*Work instructions*. Within the data that follows, how many lines carry the string "image"? Give the number alone.

*Record set*.

================================

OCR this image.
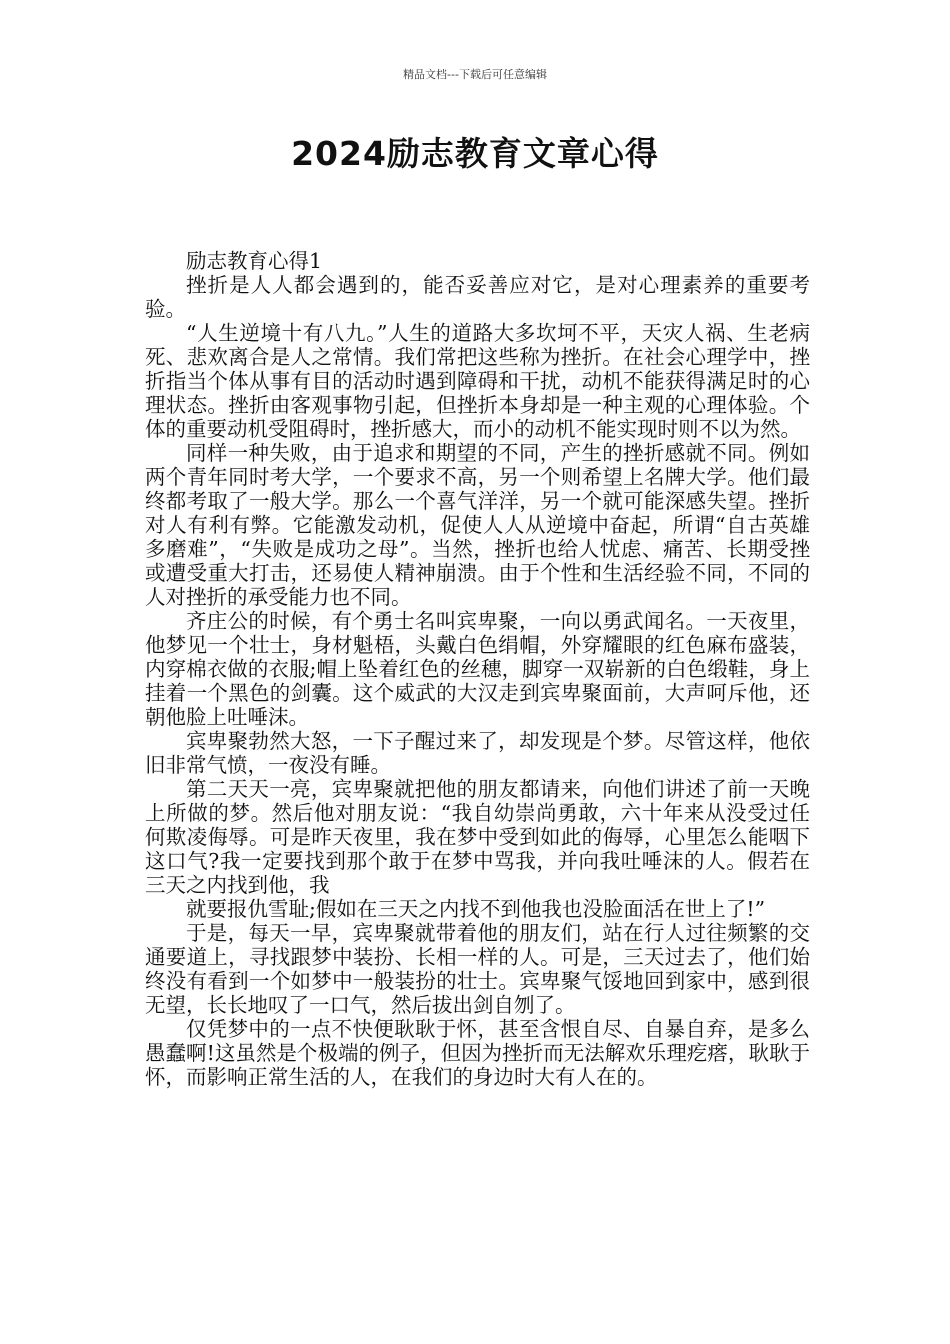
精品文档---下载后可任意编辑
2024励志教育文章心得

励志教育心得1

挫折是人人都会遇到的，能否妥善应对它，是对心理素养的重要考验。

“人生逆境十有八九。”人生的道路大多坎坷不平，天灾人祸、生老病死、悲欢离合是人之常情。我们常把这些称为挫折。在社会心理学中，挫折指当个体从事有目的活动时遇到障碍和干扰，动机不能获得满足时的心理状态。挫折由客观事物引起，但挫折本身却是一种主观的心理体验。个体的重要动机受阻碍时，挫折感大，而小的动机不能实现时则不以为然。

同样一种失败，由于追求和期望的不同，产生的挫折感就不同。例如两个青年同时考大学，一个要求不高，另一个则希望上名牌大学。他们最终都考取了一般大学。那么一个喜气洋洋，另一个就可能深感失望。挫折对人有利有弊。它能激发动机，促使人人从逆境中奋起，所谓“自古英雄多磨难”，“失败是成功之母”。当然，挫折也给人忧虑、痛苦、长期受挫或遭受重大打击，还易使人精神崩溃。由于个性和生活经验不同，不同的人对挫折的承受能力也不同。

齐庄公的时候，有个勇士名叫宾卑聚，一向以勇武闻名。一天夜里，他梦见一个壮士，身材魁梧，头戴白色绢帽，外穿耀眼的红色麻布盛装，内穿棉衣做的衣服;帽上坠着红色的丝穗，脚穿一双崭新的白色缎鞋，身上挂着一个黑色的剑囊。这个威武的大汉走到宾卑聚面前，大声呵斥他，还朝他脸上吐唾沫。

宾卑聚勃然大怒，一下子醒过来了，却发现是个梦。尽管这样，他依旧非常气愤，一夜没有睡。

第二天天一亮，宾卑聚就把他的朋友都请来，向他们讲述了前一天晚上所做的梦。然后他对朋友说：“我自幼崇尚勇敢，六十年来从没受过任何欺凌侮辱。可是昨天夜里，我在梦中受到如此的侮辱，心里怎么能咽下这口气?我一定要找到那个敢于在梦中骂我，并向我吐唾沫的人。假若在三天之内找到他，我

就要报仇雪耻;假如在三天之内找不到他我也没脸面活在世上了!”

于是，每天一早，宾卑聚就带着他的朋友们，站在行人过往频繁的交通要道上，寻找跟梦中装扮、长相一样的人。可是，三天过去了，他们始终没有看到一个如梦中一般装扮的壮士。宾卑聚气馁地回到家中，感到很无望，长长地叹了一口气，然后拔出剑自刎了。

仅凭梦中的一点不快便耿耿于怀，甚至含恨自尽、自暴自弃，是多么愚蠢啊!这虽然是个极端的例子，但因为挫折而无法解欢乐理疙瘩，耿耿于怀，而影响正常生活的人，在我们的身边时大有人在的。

================================

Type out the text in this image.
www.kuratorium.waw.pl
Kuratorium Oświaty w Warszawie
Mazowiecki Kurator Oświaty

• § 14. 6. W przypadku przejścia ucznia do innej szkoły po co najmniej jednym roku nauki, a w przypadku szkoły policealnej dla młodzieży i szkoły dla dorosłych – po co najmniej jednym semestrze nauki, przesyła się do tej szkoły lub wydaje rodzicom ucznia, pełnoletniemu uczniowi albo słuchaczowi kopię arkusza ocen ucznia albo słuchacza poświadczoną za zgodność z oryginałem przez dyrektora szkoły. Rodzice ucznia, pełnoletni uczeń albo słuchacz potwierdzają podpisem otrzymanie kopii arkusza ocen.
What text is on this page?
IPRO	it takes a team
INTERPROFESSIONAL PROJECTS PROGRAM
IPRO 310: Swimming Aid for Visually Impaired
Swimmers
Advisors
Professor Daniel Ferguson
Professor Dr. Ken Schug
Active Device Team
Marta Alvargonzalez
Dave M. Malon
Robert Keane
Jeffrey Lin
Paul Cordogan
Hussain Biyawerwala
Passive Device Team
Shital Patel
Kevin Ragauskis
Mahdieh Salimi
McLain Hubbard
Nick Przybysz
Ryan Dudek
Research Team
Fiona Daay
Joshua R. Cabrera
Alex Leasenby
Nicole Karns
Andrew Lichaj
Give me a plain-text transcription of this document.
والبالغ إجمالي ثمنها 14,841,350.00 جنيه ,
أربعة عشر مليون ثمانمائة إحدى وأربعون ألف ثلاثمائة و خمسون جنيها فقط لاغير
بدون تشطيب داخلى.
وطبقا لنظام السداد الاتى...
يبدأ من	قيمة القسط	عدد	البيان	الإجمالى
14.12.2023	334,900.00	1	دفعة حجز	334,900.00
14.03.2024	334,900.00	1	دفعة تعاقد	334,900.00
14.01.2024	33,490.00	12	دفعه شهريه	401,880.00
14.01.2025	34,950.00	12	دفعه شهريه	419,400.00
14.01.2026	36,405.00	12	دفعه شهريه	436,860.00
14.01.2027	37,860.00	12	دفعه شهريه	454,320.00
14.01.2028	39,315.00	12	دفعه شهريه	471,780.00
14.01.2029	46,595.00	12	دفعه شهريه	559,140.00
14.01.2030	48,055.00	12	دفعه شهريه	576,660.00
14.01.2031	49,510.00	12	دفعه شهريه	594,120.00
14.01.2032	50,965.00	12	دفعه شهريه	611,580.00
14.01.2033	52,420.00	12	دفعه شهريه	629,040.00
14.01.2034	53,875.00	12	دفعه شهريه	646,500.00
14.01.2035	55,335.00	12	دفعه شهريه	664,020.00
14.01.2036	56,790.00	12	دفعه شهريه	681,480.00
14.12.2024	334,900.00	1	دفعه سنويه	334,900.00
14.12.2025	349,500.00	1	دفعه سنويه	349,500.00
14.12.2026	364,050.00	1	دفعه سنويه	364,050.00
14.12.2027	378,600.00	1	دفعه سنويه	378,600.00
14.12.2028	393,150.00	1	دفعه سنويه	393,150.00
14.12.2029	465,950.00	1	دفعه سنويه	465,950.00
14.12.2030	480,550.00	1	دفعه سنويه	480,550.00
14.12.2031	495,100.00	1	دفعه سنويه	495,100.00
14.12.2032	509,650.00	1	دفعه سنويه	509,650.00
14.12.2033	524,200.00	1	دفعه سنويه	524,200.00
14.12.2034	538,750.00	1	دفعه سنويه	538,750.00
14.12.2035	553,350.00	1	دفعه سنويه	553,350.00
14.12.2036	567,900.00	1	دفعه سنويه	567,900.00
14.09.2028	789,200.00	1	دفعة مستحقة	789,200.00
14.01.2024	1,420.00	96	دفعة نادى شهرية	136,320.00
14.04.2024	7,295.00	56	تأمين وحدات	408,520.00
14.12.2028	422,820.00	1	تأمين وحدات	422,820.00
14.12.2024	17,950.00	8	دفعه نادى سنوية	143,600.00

================================

*Complete response*. 2